§ **Source material**

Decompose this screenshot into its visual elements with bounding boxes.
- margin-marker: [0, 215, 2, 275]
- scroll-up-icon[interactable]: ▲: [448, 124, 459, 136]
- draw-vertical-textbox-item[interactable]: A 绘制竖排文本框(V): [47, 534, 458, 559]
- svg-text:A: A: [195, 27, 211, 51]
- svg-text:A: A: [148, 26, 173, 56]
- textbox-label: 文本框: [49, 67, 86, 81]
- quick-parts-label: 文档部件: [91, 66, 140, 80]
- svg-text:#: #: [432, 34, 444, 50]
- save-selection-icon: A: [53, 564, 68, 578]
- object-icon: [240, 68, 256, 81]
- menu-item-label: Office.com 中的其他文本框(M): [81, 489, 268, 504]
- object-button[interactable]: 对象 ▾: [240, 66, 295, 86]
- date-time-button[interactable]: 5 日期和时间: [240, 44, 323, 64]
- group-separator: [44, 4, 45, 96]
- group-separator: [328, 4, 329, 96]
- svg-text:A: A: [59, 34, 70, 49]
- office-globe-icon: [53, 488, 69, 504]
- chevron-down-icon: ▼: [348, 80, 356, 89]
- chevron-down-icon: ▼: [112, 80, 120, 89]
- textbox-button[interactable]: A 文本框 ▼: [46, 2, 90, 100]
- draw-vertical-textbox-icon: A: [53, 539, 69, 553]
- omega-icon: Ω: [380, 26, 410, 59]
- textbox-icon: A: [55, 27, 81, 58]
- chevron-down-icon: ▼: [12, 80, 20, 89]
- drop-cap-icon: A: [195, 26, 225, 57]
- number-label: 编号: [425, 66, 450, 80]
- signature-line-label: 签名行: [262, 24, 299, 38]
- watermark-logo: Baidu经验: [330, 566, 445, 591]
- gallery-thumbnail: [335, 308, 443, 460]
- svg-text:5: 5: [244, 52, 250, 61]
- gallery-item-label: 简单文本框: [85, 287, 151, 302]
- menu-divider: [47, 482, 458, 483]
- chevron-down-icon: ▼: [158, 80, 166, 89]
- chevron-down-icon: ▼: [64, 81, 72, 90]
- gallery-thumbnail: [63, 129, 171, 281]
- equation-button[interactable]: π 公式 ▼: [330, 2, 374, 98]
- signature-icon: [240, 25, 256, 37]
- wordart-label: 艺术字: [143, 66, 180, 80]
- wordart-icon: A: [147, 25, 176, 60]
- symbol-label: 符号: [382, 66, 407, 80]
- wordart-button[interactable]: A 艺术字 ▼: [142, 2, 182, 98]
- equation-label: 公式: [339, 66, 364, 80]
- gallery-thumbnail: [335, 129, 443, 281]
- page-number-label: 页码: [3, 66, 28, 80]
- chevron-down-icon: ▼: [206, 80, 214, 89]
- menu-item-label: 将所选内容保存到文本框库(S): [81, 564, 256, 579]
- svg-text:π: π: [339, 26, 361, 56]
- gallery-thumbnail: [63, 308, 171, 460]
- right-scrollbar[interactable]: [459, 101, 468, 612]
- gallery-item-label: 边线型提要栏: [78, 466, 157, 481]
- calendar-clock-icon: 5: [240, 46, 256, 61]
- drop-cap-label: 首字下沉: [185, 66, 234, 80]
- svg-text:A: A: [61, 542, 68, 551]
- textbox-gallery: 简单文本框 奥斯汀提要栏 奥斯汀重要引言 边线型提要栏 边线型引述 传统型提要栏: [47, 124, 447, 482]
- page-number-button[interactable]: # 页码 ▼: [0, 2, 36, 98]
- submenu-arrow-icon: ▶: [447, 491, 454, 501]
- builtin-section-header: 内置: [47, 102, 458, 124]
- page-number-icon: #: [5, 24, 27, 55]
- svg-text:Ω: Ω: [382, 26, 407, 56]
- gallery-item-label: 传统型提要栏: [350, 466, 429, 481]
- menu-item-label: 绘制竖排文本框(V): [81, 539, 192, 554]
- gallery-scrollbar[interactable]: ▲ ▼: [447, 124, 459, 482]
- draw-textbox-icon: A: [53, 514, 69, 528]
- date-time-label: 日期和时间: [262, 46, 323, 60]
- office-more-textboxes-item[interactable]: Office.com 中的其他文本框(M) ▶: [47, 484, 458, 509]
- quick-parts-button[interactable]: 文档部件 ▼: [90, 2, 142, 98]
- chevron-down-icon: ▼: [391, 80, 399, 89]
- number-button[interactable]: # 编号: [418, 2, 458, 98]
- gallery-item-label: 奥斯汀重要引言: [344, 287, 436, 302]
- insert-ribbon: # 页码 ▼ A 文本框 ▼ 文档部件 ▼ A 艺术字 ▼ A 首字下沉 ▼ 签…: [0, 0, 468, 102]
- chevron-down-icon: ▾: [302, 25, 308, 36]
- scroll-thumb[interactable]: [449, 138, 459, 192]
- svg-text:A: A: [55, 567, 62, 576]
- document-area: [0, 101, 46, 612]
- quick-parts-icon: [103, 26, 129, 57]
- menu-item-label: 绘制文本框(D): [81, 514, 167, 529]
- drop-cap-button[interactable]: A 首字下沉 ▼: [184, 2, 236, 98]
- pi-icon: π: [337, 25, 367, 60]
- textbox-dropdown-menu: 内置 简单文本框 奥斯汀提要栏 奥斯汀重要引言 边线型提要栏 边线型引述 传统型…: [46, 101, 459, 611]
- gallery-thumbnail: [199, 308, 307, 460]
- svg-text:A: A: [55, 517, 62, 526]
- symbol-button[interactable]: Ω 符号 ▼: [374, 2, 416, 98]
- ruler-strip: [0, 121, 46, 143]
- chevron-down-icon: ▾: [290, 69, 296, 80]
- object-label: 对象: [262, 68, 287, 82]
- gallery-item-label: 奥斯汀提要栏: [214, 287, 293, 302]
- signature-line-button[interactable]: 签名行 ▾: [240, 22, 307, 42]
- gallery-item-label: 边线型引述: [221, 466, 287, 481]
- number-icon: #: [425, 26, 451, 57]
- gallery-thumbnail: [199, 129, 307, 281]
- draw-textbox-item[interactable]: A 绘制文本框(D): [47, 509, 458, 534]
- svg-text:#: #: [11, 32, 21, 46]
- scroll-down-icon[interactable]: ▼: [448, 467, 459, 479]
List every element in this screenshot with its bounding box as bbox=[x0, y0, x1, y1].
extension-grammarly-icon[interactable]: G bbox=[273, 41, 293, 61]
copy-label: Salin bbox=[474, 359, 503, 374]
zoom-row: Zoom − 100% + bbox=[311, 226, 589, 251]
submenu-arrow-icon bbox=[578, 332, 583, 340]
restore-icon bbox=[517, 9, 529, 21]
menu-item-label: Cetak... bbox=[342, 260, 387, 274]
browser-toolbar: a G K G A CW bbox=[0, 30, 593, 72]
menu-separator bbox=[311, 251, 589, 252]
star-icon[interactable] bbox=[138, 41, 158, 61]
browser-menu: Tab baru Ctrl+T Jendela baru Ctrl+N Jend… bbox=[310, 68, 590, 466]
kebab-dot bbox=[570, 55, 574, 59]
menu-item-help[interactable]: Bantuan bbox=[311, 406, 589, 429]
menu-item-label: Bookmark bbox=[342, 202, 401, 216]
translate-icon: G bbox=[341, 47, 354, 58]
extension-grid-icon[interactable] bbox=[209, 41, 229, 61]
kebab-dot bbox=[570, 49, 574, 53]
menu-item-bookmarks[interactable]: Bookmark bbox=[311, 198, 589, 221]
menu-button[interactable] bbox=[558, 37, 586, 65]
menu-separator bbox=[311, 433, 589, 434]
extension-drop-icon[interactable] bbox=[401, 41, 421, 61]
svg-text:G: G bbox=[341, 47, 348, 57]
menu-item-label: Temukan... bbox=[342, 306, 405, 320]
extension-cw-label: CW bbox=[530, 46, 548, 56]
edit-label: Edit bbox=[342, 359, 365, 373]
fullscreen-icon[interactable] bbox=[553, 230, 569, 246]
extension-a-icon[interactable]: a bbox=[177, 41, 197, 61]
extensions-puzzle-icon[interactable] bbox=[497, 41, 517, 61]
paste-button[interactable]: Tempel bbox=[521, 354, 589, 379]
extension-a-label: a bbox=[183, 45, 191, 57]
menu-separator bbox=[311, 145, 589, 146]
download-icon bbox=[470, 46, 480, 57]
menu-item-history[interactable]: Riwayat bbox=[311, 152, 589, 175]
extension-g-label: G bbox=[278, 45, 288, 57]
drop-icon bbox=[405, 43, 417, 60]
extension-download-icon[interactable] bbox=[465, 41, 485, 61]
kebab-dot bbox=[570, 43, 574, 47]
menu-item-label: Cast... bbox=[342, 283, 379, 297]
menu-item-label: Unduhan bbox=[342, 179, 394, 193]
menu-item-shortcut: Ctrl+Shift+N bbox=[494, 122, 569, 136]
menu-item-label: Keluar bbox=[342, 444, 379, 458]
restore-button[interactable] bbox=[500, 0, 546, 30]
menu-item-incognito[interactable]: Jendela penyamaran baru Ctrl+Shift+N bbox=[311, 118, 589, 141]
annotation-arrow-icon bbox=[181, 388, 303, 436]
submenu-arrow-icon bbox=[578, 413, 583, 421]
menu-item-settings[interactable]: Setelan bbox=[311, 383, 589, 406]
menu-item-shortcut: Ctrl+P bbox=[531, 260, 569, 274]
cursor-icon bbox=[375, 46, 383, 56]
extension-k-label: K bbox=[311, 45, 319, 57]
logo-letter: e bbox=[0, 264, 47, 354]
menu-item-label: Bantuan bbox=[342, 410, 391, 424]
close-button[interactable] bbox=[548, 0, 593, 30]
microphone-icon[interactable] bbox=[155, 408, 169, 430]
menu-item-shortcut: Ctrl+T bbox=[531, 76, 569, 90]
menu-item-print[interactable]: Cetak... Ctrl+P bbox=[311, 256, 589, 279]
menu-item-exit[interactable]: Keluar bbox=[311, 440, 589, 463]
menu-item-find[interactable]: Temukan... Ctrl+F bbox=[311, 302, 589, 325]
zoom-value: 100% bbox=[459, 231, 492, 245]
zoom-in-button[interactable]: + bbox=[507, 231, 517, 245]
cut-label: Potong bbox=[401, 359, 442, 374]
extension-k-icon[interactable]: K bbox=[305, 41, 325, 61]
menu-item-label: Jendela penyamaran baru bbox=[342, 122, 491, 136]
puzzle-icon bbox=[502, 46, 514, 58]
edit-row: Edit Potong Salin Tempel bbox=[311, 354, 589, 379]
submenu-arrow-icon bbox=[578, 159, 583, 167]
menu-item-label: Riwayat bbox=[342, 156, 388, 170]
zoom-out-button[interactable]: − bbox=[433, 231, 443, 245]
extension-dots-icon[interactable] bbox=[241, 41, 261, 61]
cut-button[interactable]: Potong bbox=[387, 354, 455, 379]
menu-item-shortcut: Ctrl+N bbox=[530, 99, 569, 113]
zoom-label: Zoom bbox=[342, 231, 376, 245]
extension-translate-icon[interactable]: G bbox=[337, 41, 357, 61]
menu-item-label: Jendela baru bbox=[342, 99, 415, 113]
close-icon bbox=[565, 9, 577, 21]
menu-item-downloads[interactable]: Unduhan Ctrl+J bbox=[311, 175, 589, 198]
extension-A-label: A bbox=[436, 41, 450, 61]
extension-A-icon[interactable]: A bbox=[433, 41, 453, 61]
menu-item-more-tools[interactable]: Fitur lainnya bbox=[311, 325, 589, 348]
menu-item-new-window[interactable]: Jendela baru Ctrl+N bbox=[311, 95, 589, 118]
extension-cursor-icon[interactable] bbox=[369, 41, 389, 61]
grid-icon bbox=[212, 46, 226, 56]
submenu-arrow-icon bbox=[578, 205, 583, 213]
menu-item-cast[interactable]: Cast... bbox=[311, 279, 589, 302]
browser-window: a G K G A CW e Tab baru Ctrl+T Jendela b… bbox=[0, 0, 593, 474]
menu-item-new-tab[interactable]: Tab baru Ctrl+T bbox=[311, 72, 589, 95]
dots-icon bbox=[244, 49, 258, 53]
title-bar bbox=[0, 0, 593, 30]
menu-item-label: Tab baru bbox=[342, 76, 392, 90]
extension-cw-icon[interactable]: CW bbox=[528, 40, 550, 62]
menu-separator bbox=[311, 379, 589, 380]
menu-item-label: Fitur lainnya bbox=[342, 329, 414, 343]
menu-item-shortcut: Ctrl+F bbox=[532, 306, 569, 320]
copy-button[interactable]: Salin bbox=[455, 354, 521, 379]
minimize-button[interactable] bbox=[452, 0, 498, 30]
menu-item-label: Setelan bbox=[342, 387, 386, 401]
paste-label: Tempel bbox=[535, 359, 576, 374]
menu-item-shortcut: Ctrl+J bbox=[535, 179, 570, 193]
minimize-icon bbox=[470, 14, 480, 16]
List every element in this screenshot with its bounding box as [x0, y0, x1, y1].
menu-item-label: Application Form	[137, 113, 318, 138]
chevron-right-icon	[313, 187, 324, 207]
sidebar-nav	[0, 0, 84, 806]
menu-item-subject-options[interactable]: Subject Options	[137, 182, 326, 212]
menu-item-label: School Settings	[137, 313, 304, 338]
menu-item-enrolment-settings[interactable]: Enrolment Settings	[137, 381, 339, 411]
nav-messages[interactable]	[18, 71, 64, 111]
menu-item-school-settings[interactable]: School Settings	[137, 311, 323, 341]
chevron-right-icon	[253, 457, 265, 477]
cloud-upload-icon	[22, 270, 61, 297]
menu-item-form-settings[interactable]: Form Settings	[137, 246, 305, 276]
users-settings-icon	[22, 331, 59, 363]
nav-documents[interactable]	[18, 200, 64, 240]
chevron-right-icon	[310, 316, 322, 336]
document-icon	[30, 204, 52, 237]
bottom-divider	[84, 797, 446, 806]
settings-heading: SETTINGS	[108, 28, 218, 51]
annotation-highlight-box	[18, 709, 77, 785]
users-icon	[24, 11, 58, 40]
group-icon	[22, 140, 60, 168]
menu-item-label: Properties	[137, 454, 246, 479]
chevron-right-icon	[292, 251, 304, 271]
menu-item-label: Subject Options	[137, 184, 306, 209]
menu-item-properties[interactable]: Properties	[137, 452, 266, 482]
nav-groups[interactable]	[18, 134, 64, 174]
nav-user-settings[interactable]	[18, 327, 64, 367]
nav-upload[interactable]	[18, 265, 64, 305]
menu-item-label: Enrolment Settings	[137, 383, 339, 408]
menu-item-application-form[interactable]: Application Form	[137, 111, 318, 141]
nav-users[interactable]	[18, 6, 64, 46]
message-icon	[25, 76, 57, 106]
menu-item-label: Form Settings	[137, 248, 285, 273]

§ **What you need to do**
Extract every line above, from the very first one down to and including the line that contains "- signature-line-label: 签名行: [262, 24, 299, 38]", and copy them out unchanged.

§ **Answer to the problem**
Decompose this screenshot into its visual elements with bounding boxes.
- margin-marker: [0, 215, 2, 275]
- scroll-up-icon[interactable]: ▲: [448, 124, 459, 136]
- draw-vertical-textbox-item[interactable]: A 绘制竖排文本框(V): [47, 534, 458, 559]
- svg-text:A: A: [195, 27, 211, 51]
- svg-text:A: A: [148, 26, 173, 56]
- textbox-label: 文本框: [49, 67, 86, 81]
- quick-parts-label: 文档部件: [91, 66, 140, 80]
- svg-text:#: #: [432, 34, 444, 50]
- save-selection-icon: A: [53, 564, 68, 578]
- object-icon: [240, 68, 256, 81]
- menu-item-label: Office.com 中的其他文本框(M): [81, 489, 268, 504]
- object-button[interactable]: 对象 ▾: [240, 66, 295, 86]
- date-time-button[interactable]: 5 日期和时间: [240, 44, 323, 64]
- group-separator: [44, 4, 45, 96]
- group-separator: [328, 4, 329, 96]
- svg-text:A: A: [59, 34, 70, 49]
- office-globe-icon: [53, 488, 69, 504]
- chevron-down-icon: ▼: [348, 80, 356, 89]
- chevron-down-icon: ▼: [112, 80, 120, 89]
- textbox-button[interactable]: A 文本框 ▼: [46, 2, 90, 100]
- draw-vertical-textbox-icon: A: [53, 539, 69, 553]
- omega-icon: Ω: [380, 26, 410, 59]
- textbox-icon: A: [55, 27, 81, 58]
- chevron-down-icon: ▼: [12, 80, 20, 89]
- drop-cap-icon: A: [195, 26, 225, 57]
- number-label: 编号: [425, 66, 450, 80]
- signature-line-label: 签名行: [262, 24, 299, 38]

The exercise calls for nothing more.